TASK OBJECTIVE: Gather all lines from the material that contain the word "selected".

DATASET RECORDS:
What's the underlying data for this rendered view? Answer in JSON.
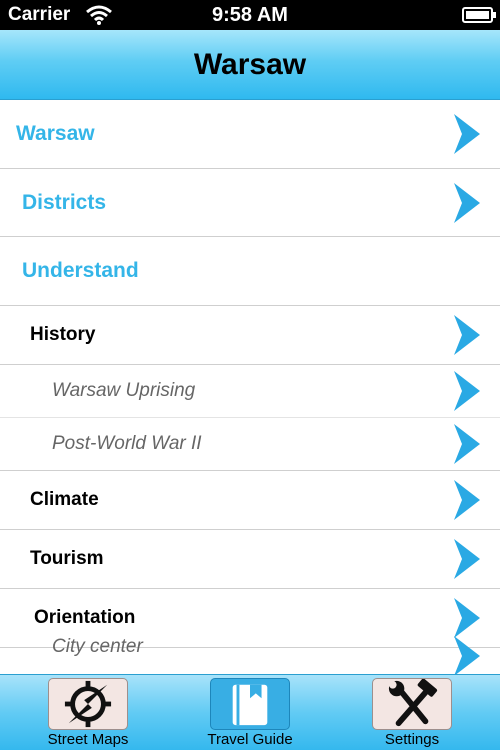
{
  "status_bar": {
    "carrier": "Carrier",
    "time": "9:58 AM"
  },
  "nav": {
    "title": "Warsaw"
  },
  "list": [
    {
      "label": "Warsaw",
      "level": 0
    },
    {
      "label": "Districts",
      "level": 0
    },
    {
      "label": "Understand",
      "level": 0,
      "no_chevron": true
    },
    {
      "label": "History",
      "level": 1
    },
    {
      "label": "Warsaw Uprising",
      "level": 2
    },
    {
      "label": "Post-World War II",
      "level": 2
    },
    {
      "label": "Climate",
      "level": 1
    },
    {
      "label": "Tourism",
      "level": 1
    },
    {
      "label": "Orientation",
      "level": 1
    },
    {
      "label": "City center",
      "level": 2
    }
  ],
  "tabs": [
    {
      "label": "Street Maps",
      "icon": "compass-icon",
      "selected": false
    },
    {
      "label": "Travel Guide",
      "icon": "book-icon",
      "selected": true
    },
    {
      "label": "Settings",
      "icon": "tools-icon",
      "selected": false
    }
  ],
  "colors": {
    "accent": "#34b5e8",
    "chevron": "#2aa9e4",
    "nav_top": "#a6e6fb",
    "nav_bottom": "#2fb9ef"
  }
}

--

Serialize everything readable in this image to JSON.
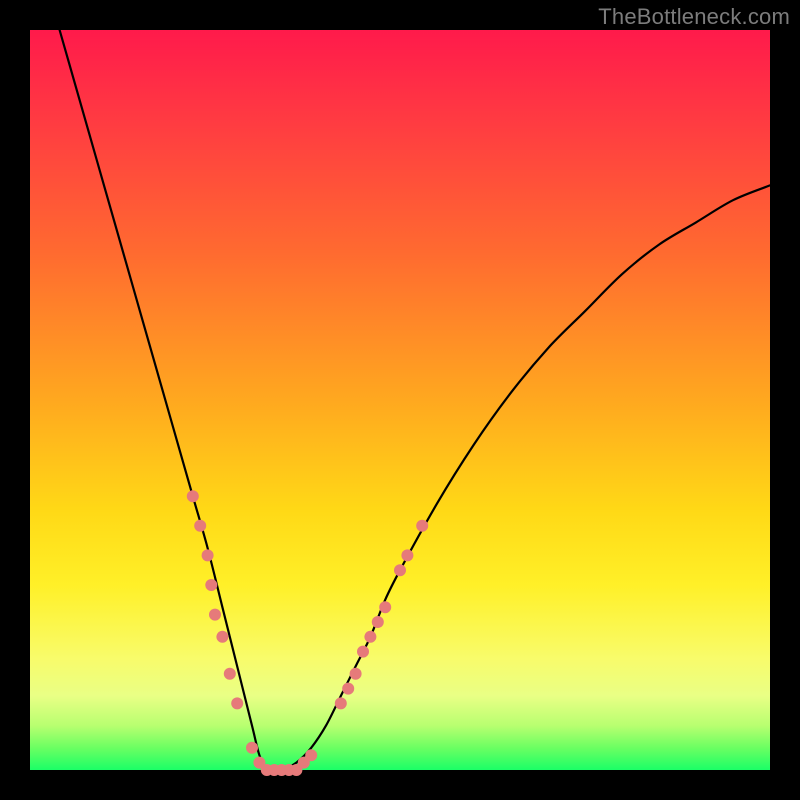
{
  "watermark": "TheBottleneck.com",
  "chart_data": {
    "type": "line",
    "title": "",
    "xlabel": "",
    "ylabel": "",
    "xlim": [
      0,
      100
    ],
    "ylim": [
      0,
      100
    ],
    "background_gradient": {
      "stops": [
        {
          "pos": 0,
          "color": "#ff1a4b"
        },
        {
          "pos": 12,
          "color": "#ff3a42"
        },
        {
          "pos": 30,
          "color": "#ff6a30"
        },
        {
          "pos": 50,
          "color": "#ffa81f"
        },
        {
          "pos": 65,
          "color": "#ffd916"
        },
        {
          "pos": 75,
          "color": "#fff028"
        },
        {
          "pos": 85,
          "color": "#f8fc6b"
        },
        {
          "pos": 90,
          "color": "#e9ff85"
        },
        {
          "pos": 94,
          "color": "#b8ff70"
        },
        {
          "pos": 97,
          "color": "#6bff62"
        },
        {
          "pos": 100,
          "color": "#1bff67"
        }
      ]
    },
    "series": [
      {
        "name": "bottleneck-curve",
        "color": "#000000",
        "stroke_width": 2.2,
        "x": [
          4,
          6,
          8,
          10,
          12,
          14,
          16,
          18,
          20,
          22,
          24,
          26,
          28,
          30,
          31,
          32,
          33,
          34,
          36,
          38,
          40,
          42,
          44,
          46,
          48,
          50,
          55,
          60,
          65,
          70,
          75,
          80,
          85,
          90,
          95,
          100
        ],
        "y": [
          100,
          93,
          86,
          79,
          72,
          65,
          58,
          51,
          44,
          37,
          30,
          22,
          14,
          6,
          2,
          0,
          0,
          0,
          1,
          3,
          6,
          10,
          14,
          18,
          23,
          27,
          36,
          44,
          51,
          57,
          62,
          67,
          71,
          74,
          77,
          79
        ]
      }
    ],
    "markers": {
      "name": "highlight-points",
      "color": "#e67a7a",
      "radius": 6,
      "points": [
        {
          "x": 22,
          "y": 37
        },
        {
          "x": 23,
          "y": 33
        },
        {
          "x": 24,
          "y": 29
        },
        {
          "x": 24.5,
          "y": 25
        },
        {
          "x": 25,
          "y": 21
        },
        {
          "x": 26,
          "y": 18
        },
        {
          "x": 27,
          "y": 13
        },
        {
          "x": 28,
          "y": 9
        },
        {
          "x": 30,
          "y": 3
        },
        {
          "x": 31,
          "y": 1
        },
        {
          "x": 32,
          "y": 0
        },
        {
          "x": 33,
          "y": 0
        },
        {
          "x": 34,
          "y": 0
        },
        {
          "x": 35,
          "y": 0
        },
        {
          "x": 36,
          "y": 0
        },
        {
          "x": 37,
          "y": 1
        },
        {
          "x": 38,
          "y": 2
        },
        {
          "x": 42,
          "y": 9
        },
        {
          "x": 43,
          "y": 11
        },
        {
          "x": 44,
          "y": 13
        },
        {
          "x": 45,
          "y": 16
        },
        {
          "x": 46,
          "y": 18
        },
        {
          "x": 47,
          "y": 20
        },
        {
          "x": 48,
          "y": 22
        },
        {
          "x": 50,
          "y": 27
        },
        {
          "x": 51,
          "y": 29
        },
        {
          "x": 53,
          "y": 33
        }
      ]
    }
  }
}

--

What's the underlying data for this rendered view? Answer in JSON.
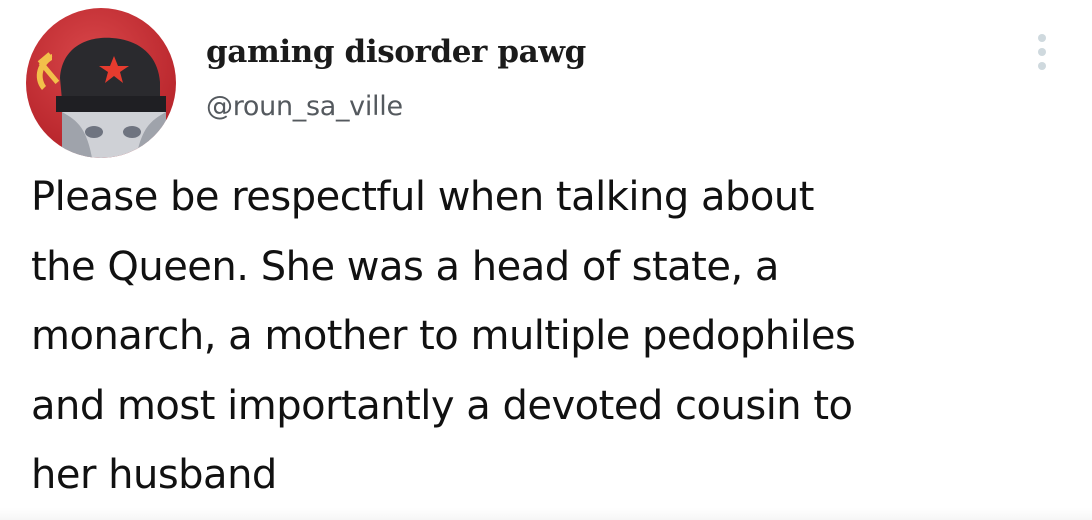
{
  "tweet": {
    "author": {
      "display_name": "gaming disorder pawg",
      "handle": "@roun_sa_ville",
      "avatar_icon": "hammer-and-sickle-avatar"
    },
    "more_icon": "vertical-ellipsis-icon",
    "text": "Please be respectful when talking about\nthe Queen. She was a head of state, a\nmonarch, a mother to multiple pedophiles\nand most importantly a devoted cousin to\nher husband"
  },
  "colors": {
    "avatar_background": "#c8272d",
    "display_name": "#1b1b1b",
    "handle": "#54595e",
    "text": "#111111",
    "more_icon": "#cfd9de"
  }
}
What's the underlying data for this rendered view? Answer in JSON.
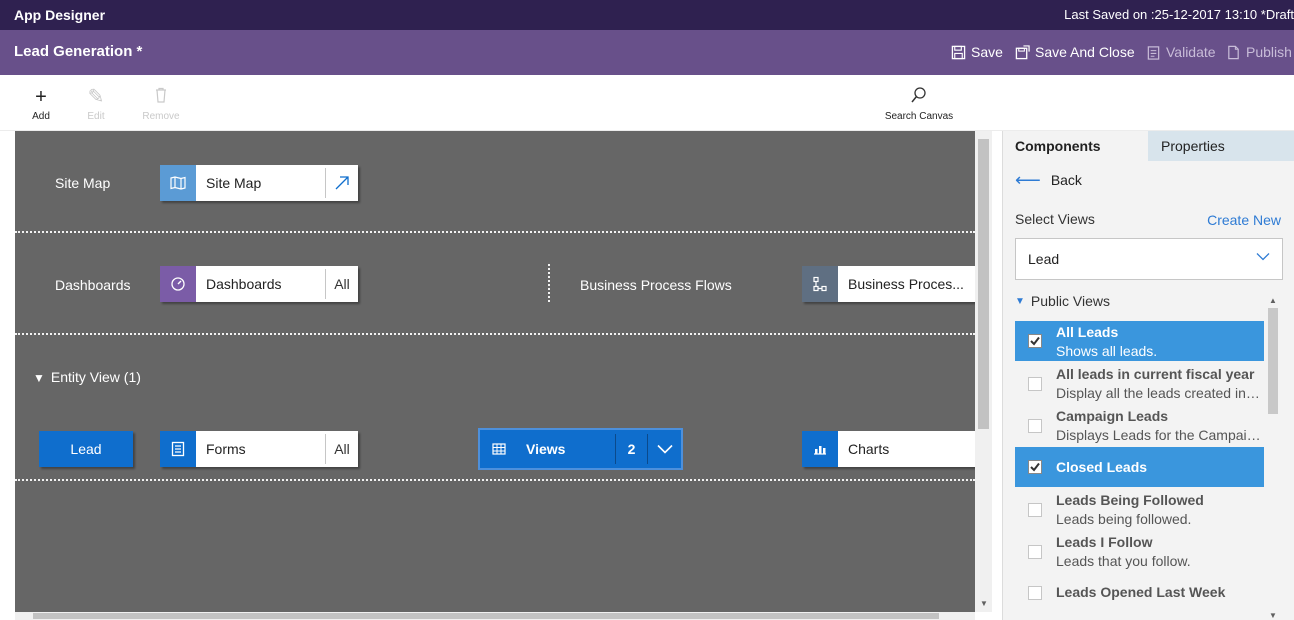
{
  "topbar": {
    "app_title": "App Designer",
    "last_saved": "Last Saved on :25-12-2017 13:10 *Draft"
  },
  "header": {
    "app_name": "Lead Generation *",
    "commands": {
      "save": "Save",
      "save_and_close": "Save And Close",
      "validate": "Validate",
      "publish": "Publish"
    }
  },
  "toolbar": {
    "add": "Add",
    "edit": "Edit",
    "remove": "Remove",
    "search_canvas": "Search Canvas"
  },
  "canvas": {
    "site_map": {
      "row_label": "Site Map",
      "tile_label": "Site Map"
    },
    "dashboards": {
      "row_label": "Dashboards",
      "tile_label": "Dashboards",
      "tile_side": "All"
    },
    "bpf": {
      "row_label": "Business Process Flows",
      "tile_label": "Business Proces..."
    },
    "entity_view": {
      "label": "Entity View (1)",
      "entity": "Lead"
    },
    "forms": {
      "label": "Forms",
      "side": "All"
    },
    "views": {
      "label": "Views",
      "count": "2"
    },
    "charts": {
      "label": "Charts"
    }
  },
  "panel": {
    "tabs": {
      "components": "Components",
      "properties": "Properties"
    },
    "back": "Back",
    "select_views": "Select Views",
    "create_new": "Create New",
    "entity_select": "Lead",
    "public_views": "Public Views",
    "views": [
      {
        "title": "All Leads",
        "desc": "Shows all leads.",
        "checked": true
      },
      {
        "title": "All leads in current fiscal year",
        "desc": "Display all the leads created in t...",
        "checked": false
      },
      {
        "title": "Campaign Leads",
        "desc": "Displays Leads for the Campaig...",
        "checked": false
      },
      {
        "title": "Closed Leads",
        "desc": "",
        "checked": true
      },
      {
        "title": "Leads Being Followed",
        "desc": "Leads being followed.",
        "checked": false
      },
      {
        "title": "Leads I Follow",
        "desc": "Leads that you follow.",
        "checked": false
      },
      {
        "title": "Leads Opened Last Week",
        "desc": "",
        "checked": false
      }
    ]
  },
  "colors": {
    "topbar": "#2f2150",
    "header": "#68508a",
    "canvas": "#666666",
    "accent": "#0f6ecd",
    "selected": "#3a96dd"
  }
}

EXERCISE RESPONSE:
      "selected": false
      "selected": true
      "selected": false
    "selected": "#3a96dd"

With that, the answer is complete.